→ THE EXERCISE: Copy every line that mentions the word "part".

Source records
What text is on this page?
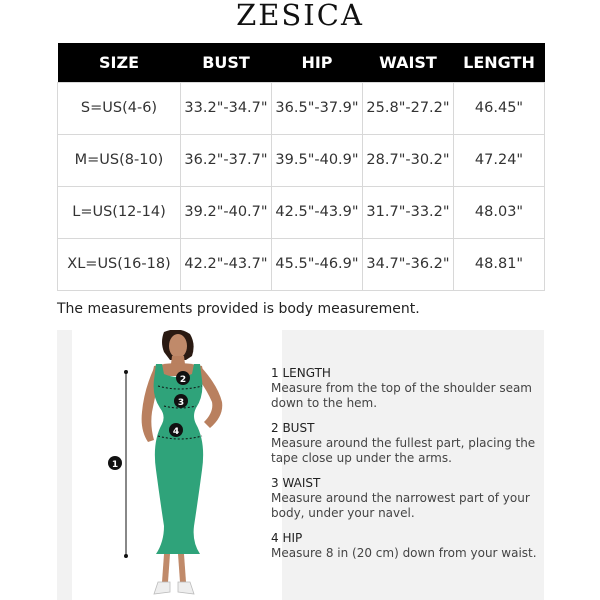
ZESICA
SIZE	BUST	HIP	WAIST	LENGTH
S=US(4-6)	33.2"-34.7"	36.5"-37.9"	25.8"-27.2"	46.45"
M=US(8-10)	36.2"-37.7"	39.5"-40.9"	28.7"-30.2"	47.24"
L=US(12-14)	39.2"-40.7"	42.5"-43.9"	31.7"-33.2"	48.03"
XL=US(16-18)	42.2"-43.7"	45.5"-46.9"	34.7"-36.2"	48.81"
The measurements provided is body measurement.
1
2
3
4
1 LENGTH
Measure from the top of the shoulder seam down to the hem.
2 BUST
Measure around the fullest part, placing the tape close up under the arms.
3 WAIST
Measure around the narrowest part of your body, under your navel.
4 HIP
Measure 8 in (20 cm) down from your waist.
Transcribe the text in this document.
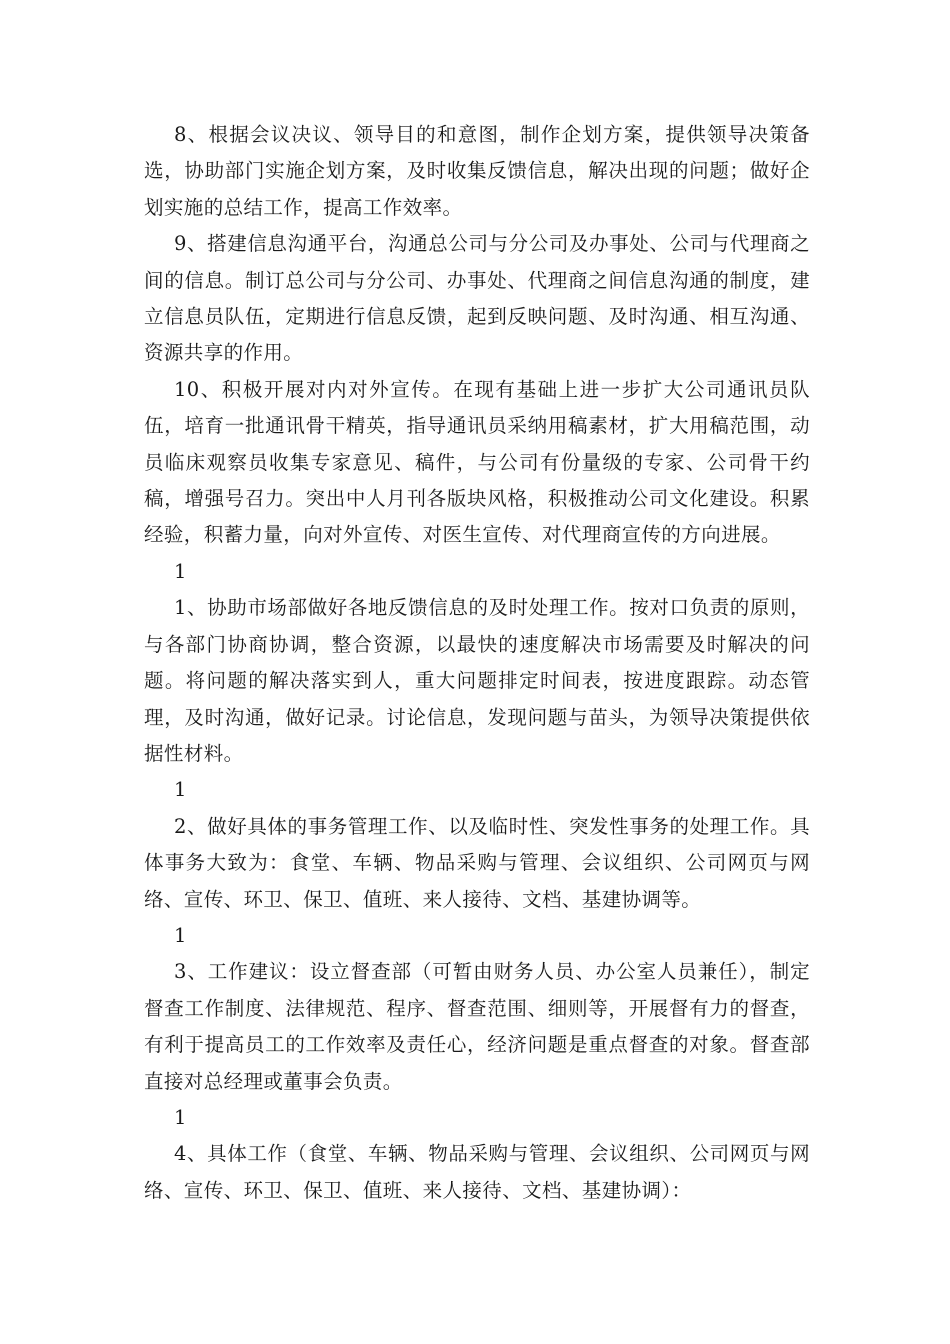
8、根据会议决议、领导目的和意图，制作企划方案，提供领导决策备选，协助部门实施企划方案，及时收集反馈信息，解决出现的问题；做好企划实施的总结工作，提高工作效率。

9、搭建信息沟通平台，沟通总公司与分公司及办事处、公司与代理商之间的信息。制订总公司与分公司、办事处、代理商之间信息沟通的制度，建立信息员队伍，定期进行信息反馈，起到反映问题、及时沟通、相互沟通、资源共享的作用。

10、积极开展对内对外宣传。在现有基础上进一步扩大公司通讯员队伍，培育一批通讯骨干精英，指导通讯员采纳用稿素材，扩大用稿范围，动员临床观察员收集专家意见、稿件，与公司有份量级的专家、公司骨干约稿，增强号召力。突出中人月刊各版块风格，积极推动公司文化建设。积累经验，积蓄力量，向对外宣传、对医生宣传、对代理商宣传的方向进展。

1

1、协助市场部做好各地反馈信息的及时处理工作。按对口负责的原则，与各部门协商协调，整合资源，以最快的速度解决市场需要及时解决的问题。将问题的解决落实到人，重大问题排定时间表，按进度跟踪。动态管理，及时沟通，做好记录。讨论信息，发现问题与苗头，为领导决策提供依据性材料。

1

2、做好具体的事务管理工作、以及临时性、突发性事务的处理工作。具体事务大致为：食堂、车辆、物品采购与管理、会议组织、公司网页与网络、宣传、环卫、保卫、值班、来人接待、文档、基建协调等。

1

3、工作建议：设立督查部（可暂由财务人员、办公室人员兼任），制定督查工作制度、法律规范、程序、督查范围、细则等，开展督有力的督查，有利于提高员工的工作效率及责任心，经济问题是重点督查的对象。督查部直接对总经理或董事会负责。

1

4、具体工作（食堂、车辆、物品采购与管理、会议组织、公司网页与网络、宣传、环卫、保卫、值班、来人接待、文档、基建协调）：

→ THE COMPLETED TASK:
Measure around the fullest part, placing the tape close up under the arms.
Measure around the narrowest part of your body, under your navel.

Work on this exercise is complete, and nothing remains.